• What is required
In the records below, pick out all lines containing the word "Wave".

• Extracted entries
________________________________________

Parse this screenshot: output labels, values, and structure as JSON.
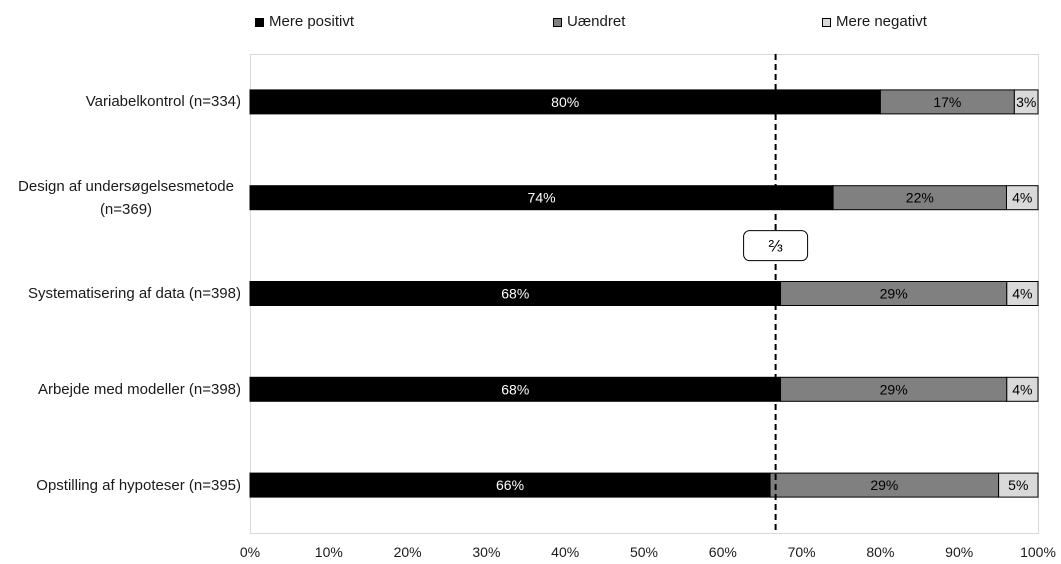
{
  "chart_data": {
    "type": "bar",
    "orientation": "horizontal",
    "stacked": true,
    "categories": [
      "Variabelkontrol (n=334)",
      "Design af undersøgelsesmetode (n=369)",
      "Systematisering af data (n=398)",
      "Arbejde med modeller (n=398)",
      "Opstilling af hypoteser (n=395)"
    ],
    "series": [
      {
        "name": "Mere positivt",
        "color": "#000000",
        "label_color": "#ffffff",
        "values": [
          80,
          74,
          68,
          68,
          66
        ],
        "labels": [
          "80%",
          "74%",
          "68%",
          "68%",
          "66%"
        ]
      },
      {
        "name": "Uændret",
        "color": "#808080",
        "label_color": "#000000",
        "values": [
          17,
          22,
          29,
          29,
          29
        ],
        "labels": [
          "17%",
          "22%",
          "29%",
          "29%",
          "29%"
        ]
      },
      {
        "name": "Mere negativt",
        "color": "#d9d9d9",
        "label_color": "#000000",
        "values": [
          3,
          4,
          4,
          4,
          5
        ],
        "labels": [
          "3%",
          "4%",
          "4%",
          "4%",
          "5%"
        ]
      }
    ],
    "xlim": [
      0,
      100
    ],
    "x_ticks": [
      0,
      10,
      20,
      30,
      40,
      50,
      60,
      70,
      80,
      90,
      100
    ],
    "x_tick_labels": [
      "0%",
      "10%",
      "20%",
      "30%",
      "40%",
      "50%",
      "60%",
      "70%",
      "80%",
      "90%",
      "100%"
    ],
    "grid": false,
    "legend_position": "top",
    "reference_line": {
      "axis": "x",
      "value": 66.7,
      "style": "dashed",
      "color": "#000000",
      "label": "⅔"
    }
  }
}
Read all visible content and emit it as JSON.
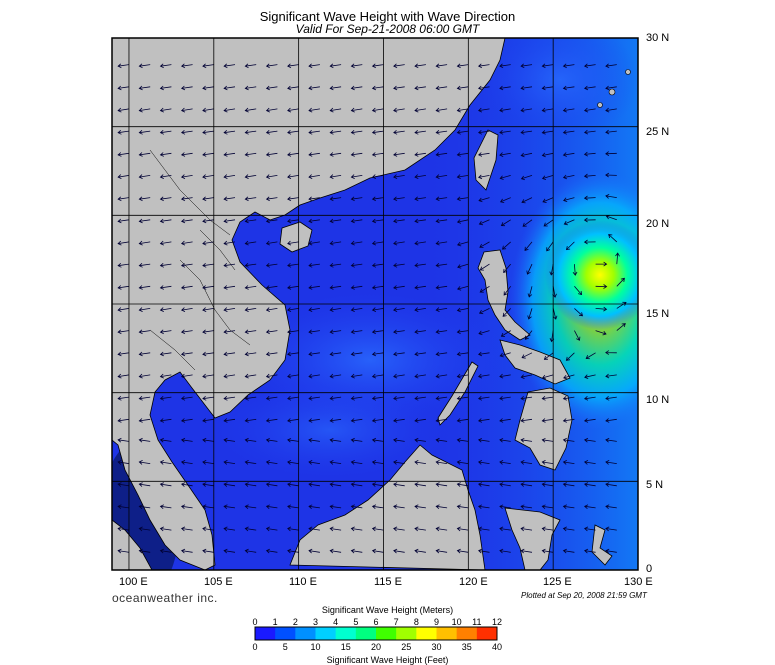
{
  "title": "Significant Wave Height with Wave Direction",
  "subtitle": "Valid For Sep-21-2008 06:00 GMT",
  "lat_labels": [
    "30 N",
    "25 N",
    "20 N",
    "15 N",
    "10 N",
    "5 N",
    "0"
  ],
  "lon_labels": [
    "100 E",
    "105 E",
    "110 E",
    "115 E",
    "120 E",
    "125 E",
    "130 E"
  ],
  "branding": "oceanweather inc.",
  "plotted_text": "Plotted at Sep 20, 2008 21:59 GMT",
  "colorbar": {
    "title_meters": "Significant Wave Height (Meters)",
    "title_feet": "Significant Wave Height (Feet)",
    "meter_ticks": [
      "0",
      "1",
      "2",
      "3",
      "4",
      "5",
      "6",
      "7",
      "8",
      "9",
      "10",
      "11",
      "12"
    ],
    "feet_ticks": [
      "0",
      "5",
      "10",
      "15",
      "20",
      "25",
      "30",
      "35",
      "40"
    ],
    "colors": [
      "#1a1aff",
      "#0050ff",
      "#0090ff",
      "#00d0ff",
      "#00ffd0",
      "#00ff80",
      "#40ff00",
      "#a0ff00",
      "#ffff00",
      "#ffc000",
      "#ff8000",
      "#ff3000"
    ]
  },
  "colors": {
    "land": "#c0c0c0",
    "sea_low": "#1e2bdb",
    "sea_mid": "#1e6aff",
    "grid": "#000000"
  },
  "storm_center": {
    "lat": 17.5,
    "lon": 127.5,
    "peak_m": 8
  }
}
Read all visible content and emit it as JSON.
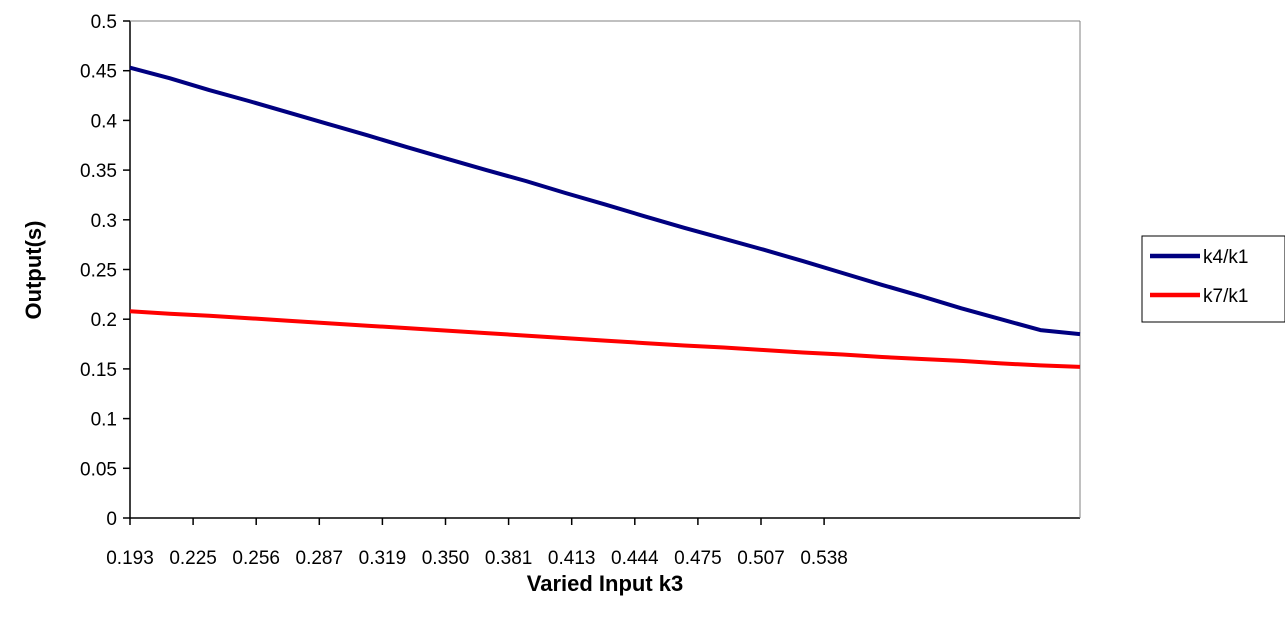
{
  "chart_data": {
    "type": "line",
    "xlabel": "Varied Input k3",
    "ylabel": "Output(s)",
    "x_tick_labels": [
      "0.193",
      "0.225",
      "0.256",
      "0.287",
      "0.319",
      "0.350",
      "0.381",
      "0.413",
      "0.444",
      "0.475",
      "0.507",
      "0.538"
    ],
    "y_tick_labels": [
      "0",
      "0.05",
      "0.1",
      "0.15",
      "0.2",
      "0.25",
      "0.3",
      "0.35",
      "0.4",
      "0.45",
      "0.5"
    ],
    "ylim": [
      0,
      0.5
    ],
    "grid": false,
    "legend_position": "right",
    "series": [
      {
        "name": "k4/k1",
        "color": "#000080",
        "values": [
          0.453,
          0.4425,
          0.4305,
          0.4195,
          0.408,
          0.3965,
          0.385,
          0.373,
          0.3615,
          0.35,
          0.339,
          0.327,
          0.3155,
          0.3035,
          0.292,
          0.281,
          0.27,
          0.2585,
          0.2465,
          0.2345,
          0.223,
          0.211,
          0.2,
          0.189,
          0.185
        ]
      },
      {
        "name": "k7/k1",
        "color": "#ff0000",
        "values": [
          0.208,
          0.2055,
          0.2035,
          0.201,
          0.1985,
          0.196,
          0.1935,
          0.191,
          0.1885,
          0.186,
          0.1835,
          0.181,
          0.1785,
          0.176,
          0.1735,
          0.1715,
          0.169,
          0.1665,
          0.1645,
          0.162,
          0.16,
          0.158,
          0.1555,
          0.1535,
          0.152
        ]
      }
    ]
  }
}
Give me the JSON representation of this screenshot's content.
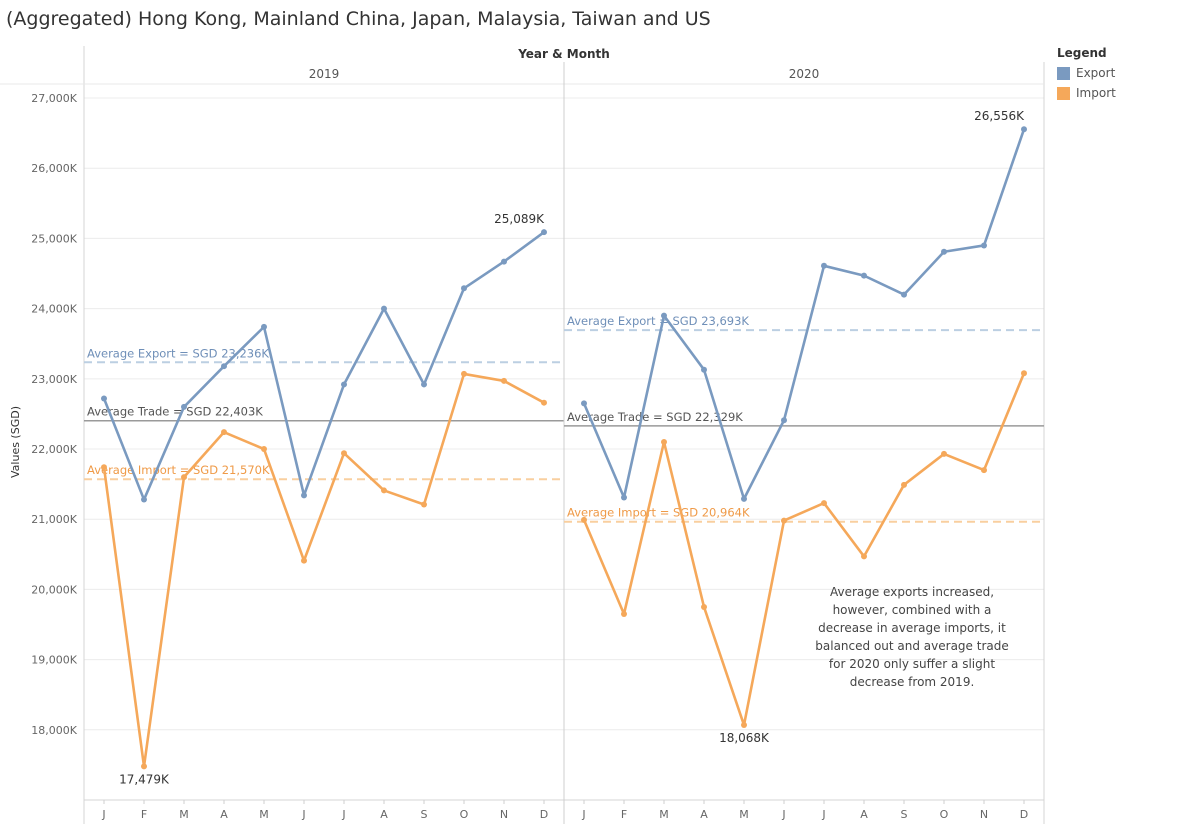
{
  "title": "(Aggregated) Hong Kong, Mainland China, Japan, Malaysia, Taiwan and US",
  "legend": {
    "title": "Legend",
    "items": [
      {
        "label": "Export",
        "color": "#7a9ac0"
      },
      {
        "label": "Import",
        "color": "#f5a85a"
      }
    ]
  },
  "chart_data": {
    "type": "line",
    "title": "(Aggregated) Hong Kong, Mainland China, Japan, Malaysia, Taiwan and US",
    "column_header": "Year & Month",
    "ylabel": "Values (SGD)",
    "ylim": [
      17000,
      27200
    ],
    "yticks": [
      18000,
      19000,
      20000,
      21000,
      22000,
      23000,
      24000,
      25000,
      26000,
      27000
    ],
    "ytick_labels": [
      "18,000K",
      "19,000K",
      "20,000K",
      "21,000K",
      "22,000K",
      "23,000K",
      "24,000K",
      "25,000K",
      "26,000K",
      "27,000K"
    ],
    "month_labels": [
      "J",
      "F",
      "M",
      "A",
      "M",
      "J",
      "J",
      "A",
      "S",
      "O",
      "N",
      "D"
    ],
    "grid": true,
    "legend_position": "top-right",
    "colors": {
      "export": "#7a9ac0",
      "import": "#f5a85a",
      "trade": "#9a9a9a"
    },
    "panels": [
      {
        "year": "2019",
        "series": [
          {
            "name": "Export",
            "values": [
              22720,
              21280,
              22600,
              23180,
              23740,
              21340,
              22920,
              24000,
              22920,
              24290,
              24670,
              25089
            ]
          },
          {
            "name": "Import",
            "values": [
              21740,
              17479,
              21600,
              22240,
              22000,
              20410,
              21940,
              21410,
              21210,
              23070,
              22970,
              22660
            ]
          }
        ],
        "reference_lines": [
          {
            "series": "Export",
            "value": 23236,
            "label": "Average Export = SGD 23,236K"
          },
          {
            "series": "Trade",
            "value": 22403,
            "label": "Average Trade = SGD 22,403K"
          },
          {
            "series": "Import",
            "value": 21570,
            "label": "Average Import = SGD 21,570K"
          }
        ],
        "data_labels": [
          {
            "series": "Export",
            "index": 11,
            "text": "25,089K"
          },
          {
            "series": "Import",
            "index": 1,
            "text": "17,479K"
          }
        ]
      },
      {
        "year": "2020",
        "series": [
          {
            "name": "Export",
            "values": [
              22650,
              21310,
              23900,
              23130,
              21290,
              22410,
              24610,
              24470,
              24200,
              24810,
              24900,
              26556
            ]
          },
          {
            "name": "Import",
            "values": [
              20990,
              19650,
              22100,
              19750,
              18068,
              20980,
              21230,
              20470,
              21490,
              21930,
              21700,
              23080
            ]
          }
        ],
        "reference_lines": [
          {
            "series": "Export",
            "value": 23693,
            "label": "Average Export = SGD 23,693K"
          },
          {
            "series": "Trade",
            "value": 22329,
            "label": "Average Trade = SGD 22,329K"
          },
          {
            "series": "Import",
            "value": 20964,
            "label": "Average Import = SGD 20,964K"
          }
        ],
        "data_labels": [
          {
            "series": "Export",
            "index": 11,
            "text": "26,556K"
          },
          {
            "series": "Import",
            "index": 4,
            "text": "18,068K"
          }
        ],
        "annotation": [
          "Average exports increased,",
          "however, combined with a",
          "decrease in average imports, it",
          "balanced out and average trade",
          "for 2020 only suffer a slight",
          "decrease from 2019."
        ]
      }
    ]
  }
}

________________________________________

• Worked solution
  "title": "Significant Wave Height with Wave Direction",
    "title_meters": "Significant Wave Height (Meters)",
    "title_feet": "Significant Wave Height (Feet)",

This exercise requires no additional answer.